Stored records ->
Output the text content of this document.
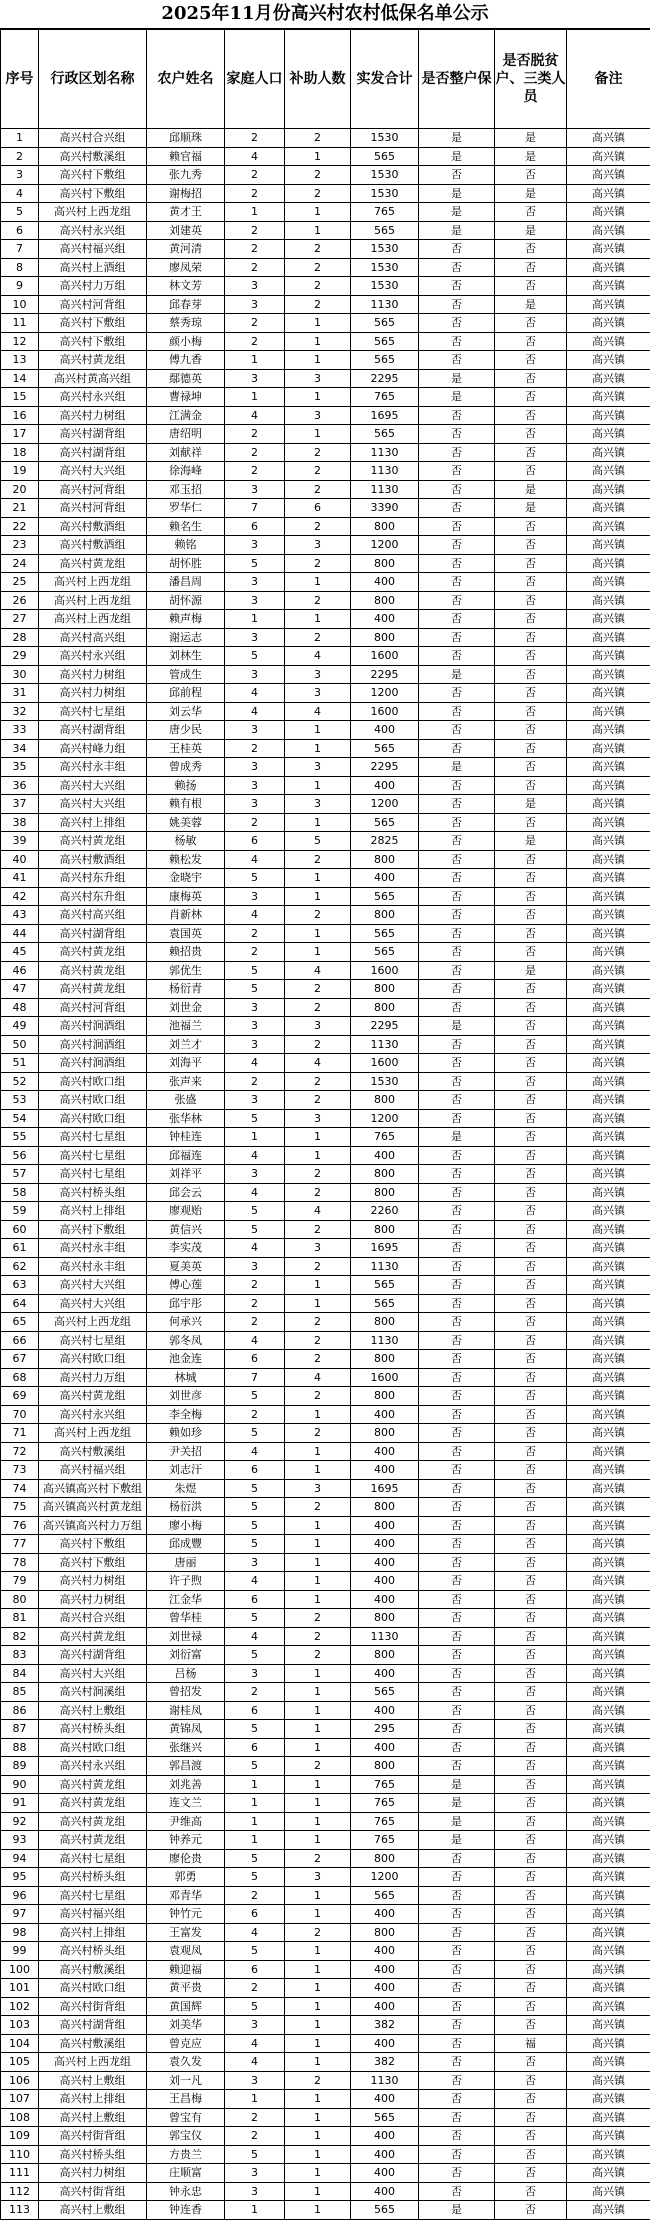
2025年11月份高兴村农村低保名单公示
序号	行政区划名称	农户姓名	家庭人口	补助人数	实发合计	是否整户保	是否脱贫户、三类人员	备注
1	高兴村合兴组	邱顺珠	2	2	1530	是	是	高兴镇
2	高兴村敷溪组	赖官福	4	1	565	是	是	高兴镇
3	高兴村下敷组	张九秀	2	2	1530	否	否	高兴镇
4	高兴村下敷组	谢梅招	2	2	1530	是	是	高兴镇
5	高兴村上西龙组	黄才王	1	1	765	是	否	高兴镇
6	高兴村永兴组	刘建英	2	1	565	是	是	高兴镇
7	高兴村福兴组	黄河清	2	2	1530	否	否	高兴镇
8	高兴村上酒组	廖凤荣	2	2	1530	否	否	高兴镇
9	高兴村力万组	林文芳	3	2	1530	否	否	高兴镇
10	高兴村河背组	邱春芽	3	2	1130	否	是	高兴镇
11	高兴村下敷组	蔡秀琼	2	1	565	否	否	高兴镇
12	高兴村下敷组	颜小梅	2	1	565	否	否	高兴镇
13	高兴村黄龙组	傅九香	1	1	565	否	否	高兴镇
14	高兴村黄高兴组	鄢德英	3	3	2295	是	否	高兴镇
15	高兴村永兴组	曹禄坤	1	1	765	是	否	高兴镇
16	高兴村力树组	江满金	4	3	1695	否	否	高兴镇
17	高兴村湖背组	唐绍明	2	1	565	否	否	高兴镇
18	高兴村湖背组	刘献祥	2	2	1130	否	否	高兴镇
19	高兴村大兴组	徐海峰	2	2	1130	否	否	高兴镇
20	高兴村河背组	邓玉招	3	2	1130	否	是	高兴镇
21	高兴村河背组	罗华仁	7	6	3390	否	是	高兴镇
22	高兴村敷酒组	赖名生	6	2	800	否	否	高兴镇
23	高兴村敷酒组	赖铭	3	3	1200	否	否	高兴镇
24	高兴村黄龙组	胡怀胜	5	2	800	否	否	高兴镇
25	高兴村上西龙组	潘昌周	3	1	400	否	否	高兴镇
26	高兴村上西龙组	胡怀源	3	2	800	否	否	高兴镇
27	高兴村上西龙组	赖声梅	1	1	400	否	否	高兴镇
28	高兴村高兴组	谢运志	3	2	800	否	否	高兴镇
29	高兴村永兴组	刘林生	5	4	1600	否	否	高兴镇
30	高兴村力树组	管成生	3	3	2295	是	否	高兴镇
31	高兴村力树组	邱前程	4	3	1200	否	否	高兴镇
32	高兴村七星组	刘云华	4	4	1600	否	否	高兴镇
33	高兴村湖背组	唐少民	3	1	400	否	否	高兴镇
34	高兴村峰力组	王桂英	2	1	565	否	否	高兴镇
35	高兴村永丰组	曾成秀	3	3	2295	是	否	高兴镇
36	高兴村大兴组	赖扬	3	1	400	否	否	高兴镇
37	高兴村大兴组	赖有根	3	3	1200	否	是	高兴镇
38	高兴村上排组	姚美蓉	2	1	565	否	否	高兴镇
39	高兴村黄龙组	杨敏	6	5	2825	否	是	高兴镇
40	高兴村敷酒组	赖松发	4	2	800	否	否	高兴镇
41	高兴村东升组	金晓宇	5	1	400	否	否	高兴镇
42	高兴村东升组	康梅英	3	1	565	否	否	高兴镇
43	高兴村高兴组	肖新林	4	2	800	否	否	高兴镇
44	高兴村湖背组	袁国英	2	1	565	否	否	高兴镇
45	高兴村黄龙组	赖招贵	2	1	565	否	否	高兴镇
46	高兴村黄龙组	郭优生	5	4	1600	否	是	高兴镇
47	高兴村黄龙组	杨衍青	5	2	800	否	否	高兴镇
48	高兴村河背组	刘世金	3	2	800	否	否	高兴镇
49	高兴村涧酒组	池福兰	3	3	2295	是	否	高兴镇
50	高兴村涧酒组	刘兰才	3	2	1130	否	否	高兴镇
51	高兴村涧酒组	刘海平	4	4	1600	否	否	高兴镇
52	高兴村欧口组	张声来	2	2	1530	否	否	高兴镇
53	高兴村欧口组	张盛	3	2	800	否	否	高兴镇
54	高兴村欧口组	张华林	5	3	1200	否	否	高兴镇
55	高兴村七星组	钟桂连	1	1	765	是	否	高兴镇
56	高兴村七星组	邱福连	4	1	400	否	否	高兴镇
57	高兴村七星组	刘祥平	3	2	800	否	否	高兴镇
58	高兴村桥头组	邱会云	4	2	800	否	否	高兴镇
59	高兴村上排组	廖观贻	5	4	2260	否	否	高兴镇
60	高兴村下敷组	黄信兴	5	2	800	否	否	高兴镇
61	高兴村永丰组	李实茂	4	3	1695	否	否	高兴镇
62	高兴村永丰组	夏美英	3	2	1130	否	否	高兴镇
63	高兴村大兴组	傅心莲	2	1	565	否	否	高兴镇
64	高兴村大兴组	邱宇彤	2	1	565	否	否	高兴镇
65	高兴村上西龙组	何承兴	2	2	800	否	否	高兴镇
66	高兴村七星组	郭冬凤	4	2	1130	否	否	高兴镇
67	高兴村欧口组	池金连	6	2	800	否	否	高兴镇
68	高兴村力万组	林城	7	4	1600	否	否	高兴镇
69	高兴村黄龙组	刘世彦	5	2	800	否	否	高兴镇
70	高兴村永兴组	李全梅	2	1	400	否	否	高兴镇
71	高兴村上西龙组	赖如珍	5	2	800	否	否	高兴镇
72	高兴村敷溪组	尹关招	4	1	400	否	否	高兴镇
73	高兴村福兴组	刘志汗	6	1	400	否	否	高兴镇
74	高兴镇高兴村下敷组	朱煜	5	3	1695	否	否	高兴镇
75	高兴镇高兴村黄龙组	杨衍洪	5	2	800	否	否	高兴镇
76	高兴镇高兴村力万组	廖小梅	5	1	400	否	否	高兴镇
77	高兴村下敷组	邱成豐	5	1	400	否	否	高兴镇
78	高兴村下敷组	唐丽	3	1	400	否	否	高兴镇
79	高兴村力树组	许子煦	4	1	400	否	否	高兴镇
80	高兴村力树组	江金华	6	1	400	否	否	高兴镇
81	高兴村合兴组	曾华桂	5	2	800	否	否	高兴镇
82	高兴村黄龙组	刘世禄	4	2	1130	否	否	高兴镇
83	高兴村湖背组	刘衍富	5	2	800	否	否	高兴镇
84	高兴村大兴组	吕杨	3	1	400	否	否	高兴镇
85	高兴村涧溪组	曾招发	2	1	565	否	否	高兴镇
86	高兴村上敷组	谢桂凤	6	1	400	否	否	高兴镇
87	高兴村桥头组	黄锦凤	5	1	295	否	否	高兴镇
88	高兴村欧口组	张继兴	6	1	400	否	否	高兴镇
89	高兴村永兴组	郭昌渡	5	2	800	否	否	高兴镇
90	高兴村黄龙组	刘兆善	1	1	765	是	否	高兴镇
91	高兴村黄龙组	连文兰	1	1	765	是	否	高兴镇
92	高兴村黄龙组	尹维高	1	1	765	是	否	高兴镇
93	高兴村黄龙组	钟养元	1	1	765	是	否	高兴镇
94	高兴村七星组	廖伦贵	5	2	800	否	否	高兴镇
95	高兴村桥头组	郭勇	5	3	1200	否	否	高兴镇
96	高兴村七星组	邓青华	2	1	565	否	否	高兴镇
97	高兴村福兴组	钟竹元	6	1	400	否	否	高兴镇
98	高兴村上排组	王富发	4	2	800	否	否	高兴镇
99	高兴村桥头组	袁观凤	5	1	400	否	否	高兴镇
100	高兴村敷溪组	赖迎福	6	1	400	否	否	高兴镇
101	高兴村欧口组	黄平贵	2	1	400	否	否	高兴镇
102	高兴村街背组	黄国辉	5	1	400	否	否	高兴镇
103	高兴村湖背组	刘美华	3	1	382	否	否	高兴镇
104	高兴村敷溪组	曾克应	4	1	400	否	福	高兴镇
105	高兴村上西龙组	袁久发	4	1	382	否	否	高兴镇
106	高兴村上敷组	刘一凡	3	2	1130	否	否	高兴镇
107	高兴村上排组	王昌梅	1	1	400	否	否	高兴镇
108	高兴村上敷组	曾宝有	2	1	565	否	否	高兴镇
109	高兴村街背组	郭宝仪	2	1	400	否	否	高兴镇
110	高兴村桥头组	方贵兰	5	1	400	否	否	高兴镇
111	高兴村力树组	庄顺富	3	1	400	否	否	高兴镇
112	高兴村街背组	钟永忠	3	1	400	否	否	高兴镇
113	高兴村上敷组	钟连香	1	1	565	是	否	高兴镇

Description of the task ->
Looking at the records above, count the lines where the word "高兴村河背组" appears. State only the number.

Solution for this problem ->
4